• Problem description
Which rows below contain the string "task"? Collect each of them and copy it in full. Uppercase and lowercase count as different.

• Entries shown

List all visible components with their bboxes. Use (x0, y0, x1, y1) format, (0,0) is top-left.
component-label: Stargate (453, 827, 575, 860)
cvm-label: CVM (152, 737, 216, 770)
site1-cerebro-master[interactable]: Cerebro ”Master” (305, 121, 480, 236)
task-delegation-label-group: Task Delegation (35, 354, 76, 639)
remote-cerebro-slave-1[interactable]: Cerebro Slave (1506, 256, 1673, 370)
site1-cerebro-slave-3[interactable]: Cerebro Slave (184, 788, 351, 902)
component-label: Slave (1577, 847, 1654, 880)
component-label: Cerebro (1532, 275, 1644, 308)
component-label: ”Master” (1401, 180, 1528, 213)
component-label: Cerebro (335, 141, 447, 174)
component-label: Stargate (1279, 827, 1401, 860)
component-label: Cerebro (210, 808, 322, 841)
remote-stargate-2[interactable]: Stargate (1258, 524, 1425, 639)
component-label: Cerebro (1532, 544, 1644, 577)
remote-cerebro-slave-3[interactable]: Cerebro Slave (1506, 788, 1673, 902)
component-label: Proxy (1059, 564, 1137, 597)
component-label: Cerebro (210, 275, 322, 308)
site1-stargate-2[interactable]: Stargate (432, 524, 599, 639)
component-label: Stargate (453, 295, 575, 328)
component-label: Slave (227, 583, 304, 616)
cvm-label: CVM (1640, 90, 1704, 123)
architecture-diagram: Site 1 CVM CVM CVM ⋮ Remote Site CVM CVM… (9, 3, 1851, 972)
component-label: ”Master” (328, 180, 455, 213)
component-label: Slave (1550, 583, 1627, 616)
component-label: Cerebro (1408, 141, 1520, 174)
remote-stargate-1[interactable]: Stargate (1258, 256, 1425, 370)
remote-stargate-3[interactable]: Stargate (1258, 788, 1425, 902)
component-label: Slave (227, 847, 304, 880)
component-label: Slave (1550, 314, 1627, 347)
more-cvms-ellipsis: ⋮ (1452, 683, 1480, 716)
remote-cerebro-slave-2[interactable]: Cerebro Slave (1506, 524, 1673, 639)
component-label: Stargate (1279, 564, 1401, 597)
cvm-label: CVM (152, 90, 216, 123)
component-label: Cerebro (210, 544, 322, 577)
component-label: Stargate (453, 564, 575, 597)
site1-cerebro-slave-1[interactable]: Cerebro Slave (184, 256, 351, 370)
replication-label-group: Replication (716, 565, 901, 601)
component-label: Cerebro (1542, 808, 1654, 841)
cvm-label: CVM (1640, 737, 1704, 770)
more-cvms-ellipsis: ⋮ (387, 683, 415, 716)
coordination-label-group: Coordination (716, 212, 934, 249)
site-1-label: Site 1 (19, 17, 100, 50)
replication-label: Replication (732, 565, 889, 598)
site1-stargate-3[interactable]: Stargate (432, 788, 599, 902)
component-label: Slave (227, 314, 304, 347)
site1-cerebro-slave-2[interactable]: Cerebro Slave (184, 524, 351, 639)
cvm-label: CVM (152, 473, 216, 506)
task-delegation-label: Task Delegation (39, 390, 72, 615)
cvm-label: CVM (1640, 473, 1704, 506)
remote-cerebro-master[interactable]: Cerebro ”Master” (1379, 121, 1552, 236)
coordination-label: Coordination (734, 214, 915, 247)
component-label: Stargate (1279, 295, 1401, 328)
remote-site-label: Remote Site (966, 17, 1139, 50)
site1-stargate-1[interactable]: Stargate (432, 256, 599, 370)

• Full answer
task-delegation-label-group: Task Delegation (35, 354, 76, 639)
task-delegation-label: Task Delegation (39, 390, 72, 615)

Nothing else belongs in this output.